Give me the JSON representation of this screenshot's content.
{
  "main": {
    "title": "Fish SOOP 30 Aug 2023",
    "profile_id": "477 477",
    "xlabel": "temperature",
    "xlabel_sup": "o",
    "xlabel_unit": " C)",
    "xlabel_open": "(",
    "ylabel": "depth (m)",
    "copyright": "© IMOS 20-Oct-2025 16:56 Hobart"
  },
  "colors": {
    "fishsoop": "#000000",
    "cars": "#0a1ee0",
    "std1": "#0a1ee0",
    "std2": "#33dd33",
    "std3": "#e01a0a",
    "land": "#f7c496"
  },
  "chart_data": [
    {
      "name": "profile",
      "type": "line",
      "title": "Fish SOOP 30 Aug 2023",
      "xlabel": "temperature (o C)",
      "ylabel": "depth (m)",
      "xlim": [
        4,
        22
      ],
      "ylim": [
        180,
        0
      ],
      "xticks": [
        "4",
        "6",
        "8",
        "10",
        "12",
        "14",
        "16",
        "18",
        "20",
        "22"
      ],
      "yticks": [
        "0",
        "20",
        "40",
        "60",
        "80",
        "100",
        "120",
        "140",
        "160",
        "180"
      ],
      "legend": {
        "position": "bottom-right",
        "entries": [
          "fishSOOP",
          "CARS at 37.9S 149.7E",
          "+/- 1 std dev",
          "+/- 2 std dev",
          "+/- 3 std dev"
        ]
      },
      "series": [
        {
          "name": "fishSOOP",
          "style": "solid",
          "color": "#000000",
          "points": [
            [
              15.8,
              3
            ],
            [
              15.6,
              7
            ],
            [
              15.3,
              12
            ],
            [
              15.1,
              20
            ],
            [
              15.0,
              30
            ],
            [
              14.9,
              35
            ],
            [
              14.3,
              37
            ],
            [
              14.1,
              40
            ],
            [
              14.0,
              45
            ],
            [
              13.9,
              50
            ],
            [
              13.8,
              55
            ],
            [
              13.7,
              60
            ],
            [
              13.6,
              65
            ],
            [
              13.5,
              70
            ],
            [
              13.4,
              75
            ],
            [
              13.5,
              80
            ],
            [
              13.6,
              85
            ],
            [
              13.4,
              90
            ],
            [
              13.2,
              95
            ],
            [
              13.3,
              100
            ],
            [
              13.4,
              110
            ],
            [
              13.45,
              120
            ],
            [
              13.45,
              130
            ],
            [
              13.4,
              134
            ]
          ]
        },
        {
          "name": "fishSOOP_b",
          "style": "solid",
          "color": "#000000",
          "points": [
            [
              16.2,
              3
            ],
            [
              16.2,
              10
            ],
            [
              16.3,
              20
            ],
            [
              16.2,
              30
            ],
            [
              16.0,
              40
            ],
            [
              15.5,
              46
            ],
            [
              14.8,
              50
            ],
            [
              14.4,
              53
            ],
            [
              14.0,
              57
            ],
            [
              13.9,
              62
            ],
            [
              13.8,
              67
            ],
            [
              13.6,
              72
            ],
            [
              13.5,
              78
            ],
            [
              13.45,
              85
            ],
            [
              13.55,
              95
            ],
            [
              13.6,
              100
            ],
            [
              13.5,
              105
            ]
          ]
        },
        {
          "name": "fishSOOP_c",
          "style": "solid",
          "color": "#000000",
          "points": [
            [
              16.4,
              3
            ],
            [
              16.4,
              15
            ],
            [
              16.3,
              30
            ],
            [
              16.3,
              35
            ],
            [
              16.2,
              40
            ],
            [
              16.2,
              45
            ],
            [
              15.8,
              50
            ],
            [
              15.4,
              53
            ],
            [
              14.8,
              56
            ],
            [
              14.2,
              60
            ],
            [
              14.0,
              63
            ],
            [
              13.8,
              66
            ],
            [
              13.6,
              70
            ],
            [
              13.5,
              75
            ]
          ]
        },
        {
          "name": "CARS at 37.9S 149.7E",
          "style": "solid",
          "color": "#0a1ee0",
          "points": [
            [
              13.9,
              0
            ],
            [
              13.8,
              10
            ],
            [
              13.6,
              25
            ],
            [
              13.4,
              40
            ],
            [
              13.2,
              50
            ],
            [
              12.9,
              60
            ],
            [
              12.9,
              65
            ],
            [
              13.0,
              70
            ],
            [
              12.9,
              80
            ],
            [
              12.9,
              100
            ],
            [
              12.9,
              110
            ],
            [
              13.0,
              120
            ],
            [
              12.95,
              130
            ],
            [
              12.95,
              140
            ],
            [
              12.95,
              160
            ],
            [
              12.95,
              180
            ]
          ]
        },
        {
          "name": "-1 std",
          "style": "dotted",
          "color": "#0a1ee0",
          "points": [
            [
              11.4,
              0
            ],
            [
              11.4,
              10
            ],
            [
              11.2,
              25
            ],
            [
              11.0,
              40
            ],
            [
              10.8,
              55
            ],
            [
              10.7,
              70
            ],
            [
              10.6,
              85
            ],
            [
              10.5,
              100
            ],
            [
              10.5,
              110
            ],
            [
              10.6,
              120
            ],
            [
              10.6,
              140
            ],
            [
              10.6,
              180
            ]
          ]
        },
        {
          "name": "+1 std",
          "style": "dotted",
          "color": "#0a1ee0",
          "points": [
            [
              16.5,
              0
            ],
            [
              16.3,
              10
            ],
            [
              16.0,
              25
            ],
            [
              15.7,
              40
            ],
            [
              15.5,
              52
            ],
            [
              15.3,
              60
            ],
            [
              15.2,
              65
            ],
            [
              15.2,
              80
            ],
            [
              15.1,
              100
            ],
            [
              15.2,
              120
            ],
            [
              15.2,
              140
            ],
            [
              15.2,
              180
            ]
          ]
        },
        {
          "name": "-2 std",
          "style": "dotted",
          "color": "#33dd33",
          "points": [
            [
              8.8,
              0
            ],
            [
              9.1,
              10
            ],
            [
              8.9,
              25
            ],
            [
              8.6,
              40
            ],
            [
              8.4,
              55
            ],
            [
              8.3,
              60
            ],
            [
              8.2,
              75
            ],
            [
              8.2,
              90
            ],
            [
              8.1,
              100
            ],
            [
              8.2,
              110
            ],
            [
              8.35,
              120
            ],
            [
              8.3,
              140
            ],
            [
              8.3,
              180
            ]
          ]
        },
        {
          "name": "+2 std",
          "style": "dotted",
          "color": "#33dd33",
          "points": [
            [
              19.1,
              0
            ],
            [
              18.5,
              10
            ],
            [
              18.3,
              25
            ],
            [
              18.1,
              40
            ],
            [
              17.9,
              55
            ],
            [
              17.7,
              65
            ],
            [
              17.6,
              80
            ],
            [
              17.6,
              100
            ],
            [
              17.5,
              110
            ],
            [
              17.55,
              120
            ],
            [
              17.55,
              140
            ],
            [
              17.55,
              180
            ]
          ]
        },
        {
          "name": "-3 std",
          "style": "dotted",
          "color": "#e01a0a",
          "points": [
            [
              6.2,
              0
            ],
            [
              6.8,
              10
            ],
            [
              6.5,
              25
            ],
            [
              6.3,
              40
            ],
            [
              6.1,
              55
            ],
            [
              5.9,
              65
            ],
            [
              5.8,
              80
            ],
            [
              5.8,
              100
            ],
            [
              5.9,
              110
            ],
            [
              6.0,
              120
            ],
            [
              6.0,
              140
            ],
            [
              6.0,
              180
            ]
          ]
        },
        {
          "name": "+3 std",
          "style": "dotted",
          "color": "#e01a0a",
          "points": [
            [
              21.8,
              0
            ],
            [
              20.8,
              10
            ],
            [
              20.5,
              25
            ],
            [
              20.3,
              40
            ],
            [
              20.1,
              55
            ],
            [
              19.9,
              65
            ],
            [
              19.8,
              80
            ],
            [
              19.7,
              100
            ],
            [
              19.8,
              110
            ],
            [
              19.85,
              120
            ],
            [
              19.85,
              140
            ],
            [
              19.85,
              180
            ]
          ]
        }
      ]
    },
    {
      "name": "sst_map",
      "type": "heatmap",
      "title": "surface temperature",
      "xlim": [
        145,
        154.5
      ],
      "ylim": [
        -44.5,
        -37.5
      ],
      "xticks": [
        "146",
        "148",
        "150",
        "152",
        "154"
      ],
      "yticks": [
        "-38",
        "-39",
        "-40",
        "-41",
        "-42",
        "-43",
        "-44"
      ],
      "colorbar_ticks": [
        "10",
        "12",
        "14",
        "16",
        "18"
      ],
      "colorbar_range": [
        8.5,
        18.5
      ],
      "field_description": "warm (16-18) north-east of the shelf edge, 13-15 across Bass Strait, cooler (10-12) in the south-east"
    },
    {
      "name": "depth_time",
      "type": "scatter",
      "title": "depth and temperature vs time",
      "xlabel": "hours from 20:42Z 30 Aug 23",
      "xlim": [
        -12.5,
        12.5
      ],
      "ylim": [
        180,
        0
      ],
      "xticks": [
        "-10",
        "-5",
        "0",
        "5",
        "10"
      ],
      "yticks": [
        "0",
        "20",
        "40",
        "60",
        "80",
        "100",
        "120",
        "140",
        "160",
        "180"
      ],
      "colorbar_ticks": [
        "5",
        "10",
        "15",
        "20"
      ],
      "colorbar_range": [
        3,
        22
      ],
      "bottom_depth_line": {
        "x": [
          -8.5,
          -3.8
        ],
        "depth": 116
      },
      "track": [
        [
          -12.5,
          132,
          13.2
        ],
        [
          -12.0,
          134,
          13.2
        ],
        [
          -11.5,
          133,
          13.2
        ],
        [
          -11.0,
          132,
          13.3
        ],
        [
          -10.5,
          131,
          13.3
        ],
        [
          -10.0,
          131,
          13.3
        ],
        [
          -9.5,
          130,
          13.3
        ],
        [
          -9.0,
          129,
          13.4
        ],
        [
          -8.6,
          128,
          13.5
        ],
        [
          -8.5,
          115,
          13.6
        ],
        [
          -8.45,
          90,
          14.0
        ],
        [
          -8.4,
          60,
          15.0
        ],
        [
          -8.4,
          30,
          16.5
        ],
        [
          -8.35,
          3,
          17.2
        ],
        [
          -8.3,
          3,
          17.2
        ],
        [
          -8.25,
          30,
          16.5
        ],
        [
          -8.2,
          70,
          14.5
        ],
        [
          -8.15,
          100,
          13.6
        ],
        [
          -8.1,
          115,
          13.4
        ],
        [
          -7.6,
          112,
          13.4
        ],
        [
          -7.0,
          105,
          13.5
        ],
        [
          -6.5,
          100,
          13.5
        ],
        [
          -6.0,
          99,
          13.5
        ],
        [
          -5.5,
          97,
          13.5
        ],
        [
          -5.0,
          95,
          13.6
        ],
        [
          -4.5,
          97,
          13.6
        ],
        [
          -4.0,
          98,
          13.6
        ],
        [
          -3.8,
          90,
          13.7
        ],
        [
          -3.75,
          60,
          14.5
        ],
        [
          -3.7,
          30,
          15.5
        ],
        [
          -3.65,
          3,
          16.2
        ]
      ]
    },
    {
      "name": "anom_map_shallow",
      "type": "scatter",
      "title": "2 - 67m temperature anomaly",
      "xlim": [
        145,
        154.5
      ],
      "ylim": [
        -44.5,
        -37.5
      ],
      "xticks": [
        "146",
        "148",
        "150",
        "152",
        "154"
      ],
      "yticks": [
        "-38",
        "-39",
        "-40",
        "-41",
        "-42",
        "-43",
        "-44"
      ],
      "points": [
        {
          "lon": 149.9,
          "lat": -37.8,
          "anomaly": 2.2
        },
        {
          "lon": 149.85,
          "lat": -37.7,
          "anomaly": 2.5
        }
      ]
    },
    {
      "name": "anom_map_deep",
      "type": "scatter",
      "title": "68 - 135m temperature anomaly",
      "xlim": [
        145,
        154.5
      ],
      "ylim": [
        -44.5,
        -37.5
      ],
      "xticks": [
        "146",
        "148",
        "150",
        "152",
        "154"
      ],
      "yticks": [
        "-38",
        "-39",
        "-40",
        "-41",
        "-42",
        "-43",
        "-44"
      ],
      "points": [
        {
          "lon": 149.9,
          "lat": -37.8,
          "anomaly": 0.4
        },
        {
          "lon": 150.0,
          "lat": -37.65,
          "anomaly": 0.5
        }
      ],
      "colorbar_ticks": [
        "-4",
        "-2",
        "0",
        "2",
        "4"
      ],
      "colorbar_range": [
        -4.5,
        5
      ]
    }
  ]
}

+---+

Go through the records above, find every line with the word "temperature", and list those lines.

    "xlabel": "temperature",
      "xlabel": "temperature (o C)",
      "title": "surface temperature",
      "title": "depth and temperature vs time",
      "title": "2 - 67m temperature anomaly",
      "title": "68 - 135m temperature anomaly",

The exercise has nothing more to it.